Below are some records. Write out the lines from the one containing "Read all visible content and emit it as JSON." to the last line, word for word, leaving out pictures.

##### INPUT RECORDS

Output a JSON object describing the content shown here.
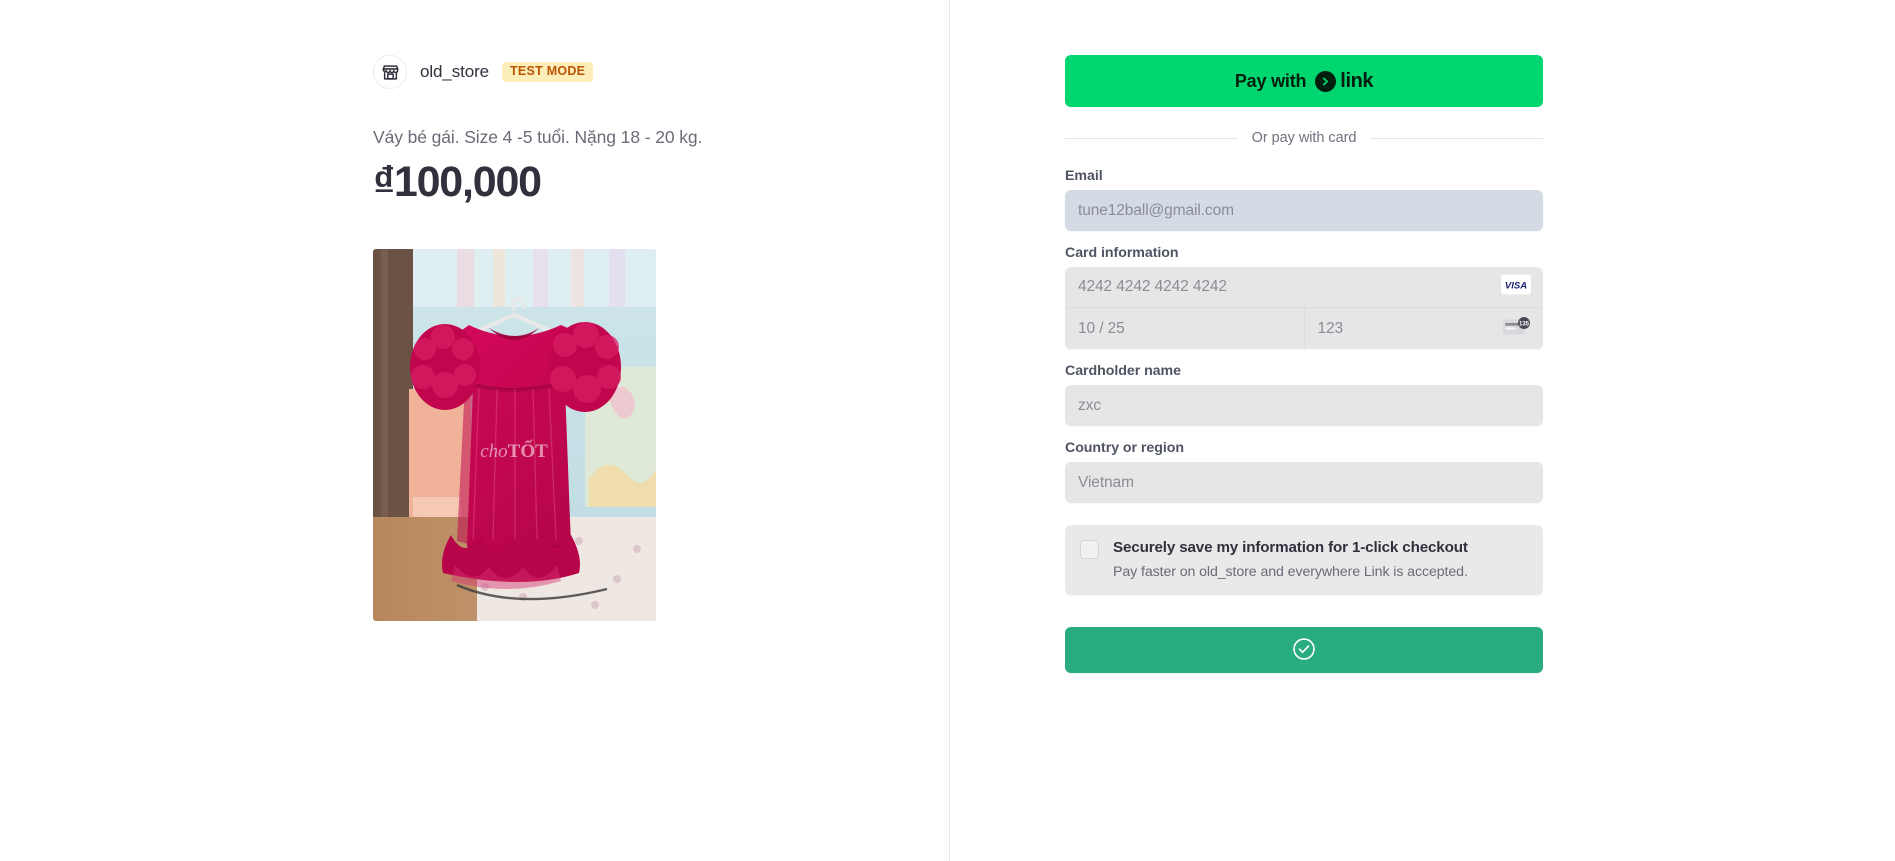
{
  "merchant": {
    "name": "old_store",
    "badge": "TEST MODE",
    "icon": "storefront-icon"
  },
  "product": {
    "description": "Váy bé gái. Size 4 -5 tuổi. Nặng 18 - 20 kg.",
    "price": "₫100,000",
    "image_alt": "Crimson tulle girls dress on hanger",
    "image_watermark": "choTỐT"
  },
  "express": {
    "pay_with_label": "Pay with",
    "link_wordmark": "link",
    "link_icon": "link-chevron-icon",
    "button_color": "#00d66f"
  },
  "divider": {
    "label": "Or pay with card"
  },
  "form": {
    "email": {
      "label": "Email",
      "value": "tune12ball@gmail.com"
    },
    "card": {
      "label": "Card information",
      "number": "4242 4242 4242 4242",
      "expiry": "10 / 25",
      "cvc": "123",
      "brand_icon": "visa-icon",
      "brand_label": "VISA",
      "cvc_icon": "cvc-card-icon",
      "cvc_icon_digits": "135"
    },
    "cardholder": {
      "label": "Cardholder name",
      "value": "zxc"
    },
    "country": {
      "label": "Country or region",
      "value": "Vietnam"
    }
  },
  "save_info": {
    "title": "Securely save my information for 1-click checkout",
    "subtitle": "Pay faster on old_store and everywhere Link is accepted.",
    "checked": false,
    "checkbox_icon": "checkbox-unchecked-icon"
  },
  "submit": {
    "label": "",
    "state_icon": "circle-check-icon",
    "button_color": "#29ac7f"
  }
}
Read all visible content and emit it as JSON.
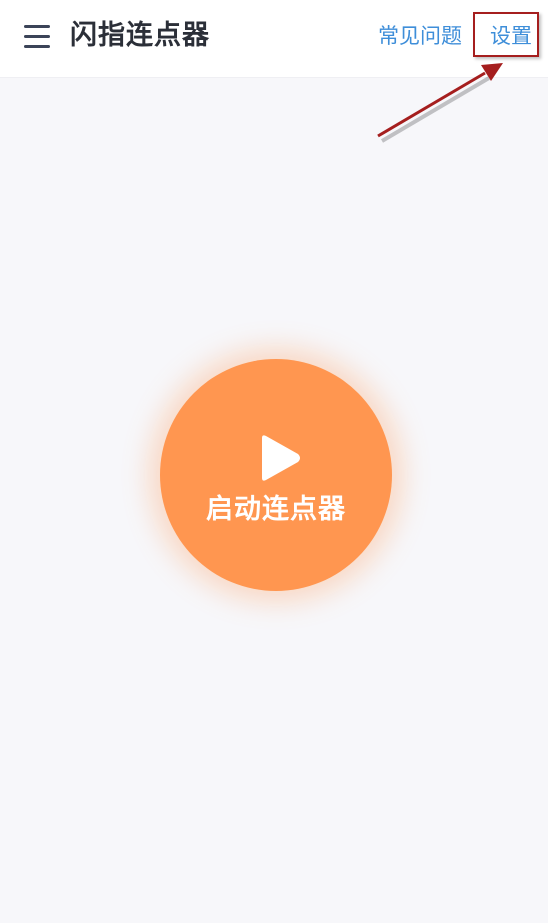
{
  "app_bar": {
    "menu_icon": "hamburger-menu-icon",
    "title": "闪指连点器",
    "faq_label": "常见问题",
    "settings_label": "设置"
  },
  "main": {
    "start_icon": "play-icon",
    "start_label": "启动连点器"
  },
  "annotation": {
    "highlight_target": "设置",
    "arrow_icon": "red-arrow-icon"
  },
  "colors": {
    "background": "#f7f7fa",
    "app_bar": "#ffffff",
    "title": "#2b2f38",
    "link": "#3e8ed9",
    "start_button": "#ff9650",
    "annotation": "#a51e1e"
  }
}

##########

RESULT OF THIS EXERCISE:
Read all visible content and emit it as JSON.
{
  "app_bar": {
    "menu_icon": "hamburger-menu-icon",
    "title": "闪指连点器",
    "faq_label": "常见问题",
    "settings_label": "设置"
  },
  "main": {
    "start_icon": "play-icon",
    "start_label": "启动连点器"
  },
  "annotation": {
    "highlight_target": "设置",
    "arrow_icon": "red-arrow-icon"
  },
  "colors": {
    "background": "#f7f7fa",
    "app_bar": "#ffffff",
    "title": "#2b2f38",
    "link": "#3e8ed9",
    "start_button": "#ff9650",
    "annotation": "#a51e1e"
  }
}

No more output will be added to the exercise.